Exercise
How many lines in the listing below include the word "TEMP"? Reply with the count alone.

[Figure collection entries]
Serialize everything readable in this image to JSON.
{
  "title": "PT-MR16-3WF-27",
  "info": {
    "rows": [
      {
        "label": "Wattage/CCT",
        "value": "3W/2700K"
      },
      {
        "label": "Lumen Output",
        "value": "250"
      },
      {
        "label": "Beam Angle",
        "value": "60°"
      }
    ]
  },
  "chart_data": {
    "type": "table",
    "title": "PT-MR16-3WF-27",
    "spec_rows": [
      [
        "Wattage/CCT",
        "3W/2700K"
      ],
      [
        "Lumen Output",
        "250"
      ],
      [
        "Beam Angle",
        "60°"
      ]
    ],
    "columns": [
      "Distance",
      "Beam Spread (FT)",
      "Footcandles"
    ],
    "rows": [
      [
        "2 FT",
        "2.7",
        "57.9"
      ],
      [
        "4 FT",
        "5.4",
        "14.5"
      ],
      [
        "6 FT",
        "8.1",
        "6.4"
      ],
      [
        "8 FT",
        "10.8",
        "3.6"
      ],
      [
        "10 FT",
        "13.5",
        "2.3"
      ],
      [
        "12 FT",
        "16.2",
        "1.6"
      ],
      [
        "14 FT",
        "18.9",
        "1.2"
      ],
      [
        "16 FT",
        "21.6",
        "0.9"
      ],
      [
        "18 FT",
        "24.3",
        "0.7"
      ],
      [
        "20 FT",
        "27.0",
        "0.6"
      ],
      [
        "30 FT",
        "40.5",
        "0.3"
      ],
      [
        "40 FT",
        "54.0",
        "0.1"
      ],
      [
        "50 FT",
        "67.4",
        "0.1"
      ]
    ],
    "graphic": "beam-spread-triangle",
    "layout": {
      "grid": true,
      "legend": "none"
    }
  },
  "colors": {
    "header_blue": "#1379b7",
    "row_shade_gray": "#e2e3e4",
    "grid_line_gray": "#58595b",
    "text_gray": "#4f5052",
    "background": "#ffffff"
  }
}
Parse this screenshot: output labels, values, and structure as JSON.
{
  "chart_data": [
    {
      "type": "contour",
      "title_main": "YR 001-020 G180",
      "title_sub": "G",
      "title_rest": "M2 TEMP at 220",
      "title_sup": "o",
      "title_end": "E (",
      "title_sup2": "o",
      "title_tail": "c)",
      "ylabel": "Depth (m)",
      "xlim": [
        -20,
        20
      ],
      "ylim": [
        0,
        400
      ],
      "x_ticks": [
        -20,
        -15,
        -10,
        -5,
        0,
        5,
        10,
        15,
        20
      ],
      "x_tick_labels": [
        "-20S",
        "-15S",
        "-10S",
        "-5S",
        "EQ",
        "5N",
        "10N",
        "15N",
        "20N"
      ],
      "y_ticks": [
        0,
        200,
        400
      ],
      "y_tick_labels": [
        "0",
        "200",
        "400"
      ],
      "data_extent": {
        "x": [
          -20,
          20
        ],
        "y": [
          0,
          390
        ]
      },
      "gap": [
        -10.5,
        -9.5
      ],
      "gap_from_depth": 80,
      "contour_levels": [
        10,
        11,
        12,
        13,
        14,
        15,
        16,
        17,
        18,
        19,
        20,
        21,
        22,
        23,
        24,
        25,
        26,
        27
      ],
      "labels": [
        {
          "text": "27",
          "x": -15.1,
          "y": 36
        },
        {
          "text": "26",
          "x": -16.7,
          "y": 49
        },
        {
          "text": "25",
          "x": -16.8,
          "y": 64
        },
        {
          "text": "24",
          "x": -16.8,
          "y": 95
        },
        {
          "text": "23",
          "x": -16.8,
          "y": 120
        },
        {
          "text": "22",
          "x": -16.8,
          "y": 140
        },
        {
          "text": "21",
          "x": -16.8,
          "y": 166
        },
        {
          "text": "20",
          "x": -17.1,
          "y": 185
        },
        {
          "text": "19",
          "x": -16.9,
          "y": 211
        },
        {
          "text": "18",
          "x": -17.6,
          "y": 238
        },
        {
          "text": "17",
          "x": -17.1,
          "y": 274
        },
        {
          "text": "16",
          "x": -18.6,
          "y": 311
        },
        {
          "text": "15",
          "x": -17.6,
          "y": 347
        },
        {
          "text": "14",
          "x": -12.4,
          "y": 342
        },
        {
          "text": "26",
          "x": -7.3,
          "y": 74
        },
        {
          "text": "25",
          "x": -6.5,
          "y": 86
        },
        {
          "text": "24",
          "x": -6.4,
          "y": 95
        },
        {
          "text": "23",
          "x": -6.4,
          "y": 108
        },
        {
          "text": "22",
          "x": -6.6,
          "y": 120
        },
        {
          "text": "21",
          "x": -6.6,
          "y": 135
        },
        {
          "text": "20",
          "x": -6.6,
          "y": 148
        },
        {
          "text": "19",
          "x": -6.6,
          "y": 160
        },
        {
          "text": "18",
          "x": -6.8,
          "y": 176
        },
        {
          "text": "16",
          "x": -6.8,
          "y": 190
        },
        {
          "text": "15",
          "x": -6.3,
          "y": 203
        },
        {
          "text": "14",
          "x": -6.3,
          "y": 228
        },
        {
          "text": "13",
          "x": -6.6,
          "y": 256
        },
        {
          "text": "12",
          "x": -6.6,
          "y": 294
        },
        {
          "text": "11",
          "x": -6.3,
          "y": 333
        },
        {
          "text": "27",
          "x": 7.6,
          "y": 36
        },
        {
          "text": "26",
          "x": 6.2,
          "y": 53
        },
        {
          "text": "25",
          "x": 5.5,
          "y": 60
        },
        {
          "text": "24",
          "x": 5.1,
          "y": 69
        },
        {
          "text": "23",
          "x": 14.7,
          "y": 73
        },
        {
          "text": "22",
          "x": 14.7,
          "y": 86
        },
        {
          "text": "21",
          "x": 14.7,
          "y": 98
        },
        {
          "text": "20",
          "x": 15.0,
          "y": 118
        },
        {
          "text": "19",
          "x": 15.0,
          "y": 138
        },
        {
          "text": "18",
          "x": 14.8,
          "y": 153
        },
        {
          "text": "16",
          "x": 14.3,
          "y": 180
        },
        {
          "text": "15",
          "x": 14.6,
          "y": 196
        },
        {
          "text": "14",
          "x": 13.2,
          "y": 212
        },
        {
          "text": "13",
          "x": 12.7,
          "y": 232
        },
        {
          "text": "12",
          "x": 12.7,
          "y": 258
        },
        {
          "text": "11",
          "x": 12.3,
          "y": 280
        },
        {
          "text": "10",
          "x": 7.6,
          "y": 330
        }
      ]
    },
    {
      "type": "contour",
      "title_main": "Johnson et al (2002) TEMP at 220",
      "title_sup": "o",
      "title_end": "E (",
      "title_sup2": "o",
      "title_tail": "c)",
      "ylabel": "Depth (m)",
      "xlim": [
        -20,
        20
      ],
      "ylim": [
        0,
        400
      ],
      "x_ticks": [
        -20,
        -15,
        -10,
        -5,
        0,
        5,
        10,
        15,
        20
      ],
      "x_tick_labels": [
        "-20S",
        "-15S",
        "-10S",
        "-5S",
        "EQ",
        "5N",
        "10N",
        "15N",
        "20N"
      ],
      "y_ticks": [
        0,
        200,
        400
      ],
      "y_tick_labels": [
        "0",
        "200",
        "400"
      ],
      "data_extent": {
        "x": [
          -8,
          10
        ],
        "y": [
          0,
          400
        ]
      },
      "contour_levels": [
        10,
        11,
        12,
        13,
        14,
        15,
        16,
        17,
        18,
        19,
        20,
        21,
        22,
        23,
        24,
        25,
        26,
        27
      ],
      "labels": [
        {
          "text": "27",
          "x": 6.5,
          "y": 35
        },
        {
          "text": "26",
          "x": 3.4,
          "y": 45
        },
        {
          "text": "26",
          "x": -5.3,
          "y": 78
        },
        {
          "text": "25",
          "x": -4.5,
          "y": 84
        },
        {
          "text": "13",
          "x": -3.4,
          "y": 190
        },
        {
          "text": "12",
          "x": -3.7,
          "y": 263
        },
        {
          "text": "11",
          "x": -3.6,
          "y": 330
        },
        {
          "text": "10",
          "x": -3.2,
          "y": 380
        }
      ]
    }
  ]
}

Answer to this problem
2